» **Exercise details**
Go through the listing and copy each line with the string "title".

» **Items from a data source**
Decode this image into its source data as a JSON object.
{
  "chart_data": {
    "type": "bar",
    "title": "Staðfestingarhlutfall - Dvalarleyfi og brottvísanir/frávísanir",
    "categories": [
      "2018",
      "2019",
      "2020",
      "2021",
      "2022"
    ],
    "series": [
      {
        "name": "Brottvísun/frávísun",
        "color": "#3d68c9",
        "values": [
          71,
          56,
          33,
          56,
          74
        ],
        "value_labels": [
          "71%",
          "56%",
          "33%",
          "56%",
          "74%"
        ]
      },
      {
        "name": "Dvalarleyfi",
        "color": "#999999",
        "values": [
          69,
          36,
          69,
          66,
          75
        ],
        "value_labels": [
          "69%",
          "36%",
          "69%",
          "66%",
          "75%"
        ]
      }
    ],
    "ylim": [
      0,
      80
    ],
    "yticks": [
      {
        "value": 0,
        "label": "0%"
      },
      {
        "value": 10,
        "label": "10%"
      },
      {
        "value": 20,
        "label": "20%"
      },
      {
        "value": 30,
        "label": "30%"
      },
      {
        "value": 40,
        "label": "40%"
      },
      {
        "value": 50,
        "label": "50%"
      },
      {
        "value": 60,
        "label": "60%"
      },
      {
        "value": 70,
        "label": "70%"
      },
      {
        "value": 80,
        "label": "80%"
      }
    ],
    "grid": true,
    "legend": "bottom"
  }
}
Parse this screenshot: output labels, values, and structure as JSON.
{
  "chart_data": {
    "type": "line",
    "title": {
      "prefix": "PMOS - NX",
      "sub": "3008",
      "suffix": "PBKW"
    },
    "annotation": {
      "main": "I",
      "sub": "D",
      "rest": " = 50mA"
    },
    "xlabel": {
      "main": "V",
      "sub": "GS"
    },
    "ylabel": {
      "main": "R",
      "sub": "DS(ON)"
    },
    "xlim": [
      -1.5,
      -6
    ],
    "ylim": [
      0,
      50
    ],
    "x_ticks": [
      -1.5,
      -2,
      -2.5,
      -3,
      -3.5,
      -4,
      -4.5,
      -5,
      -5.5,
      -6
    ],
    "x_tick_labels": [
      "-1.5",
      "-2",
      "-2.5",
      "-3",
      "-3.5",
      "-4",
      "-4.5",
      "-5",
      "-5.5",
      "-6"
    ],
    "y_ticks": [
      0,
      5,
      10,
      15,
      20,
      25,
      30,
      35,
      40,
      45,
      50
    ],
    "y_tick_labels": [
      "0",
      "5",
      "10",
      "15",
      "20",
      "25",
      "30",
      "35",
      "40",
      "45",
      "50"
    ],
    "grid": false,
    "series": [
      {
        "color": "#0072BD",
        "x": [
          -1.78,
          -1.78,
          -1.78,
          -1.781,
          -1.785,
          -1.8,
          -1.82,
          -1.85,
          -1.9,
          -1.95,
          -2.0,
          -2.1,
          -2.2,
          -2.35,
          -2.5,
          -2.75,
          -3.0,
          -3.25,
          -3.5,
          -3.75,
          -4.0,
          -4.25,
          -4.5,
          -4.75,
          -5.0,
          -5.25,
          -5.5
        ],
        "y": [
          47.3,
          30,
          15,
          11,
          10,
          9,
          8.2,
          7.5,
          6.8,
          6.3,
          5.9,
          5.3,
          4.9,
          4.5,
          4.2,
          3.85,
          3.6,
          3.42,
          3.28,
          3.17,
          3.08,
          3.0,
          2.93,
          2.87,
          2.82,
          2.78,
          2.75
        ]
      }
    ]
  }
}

» **Task solution**
    "title": "Staðfestingarhlutfall - Dvalarleyfi og brottvísanir/frávísanir",
    "title": {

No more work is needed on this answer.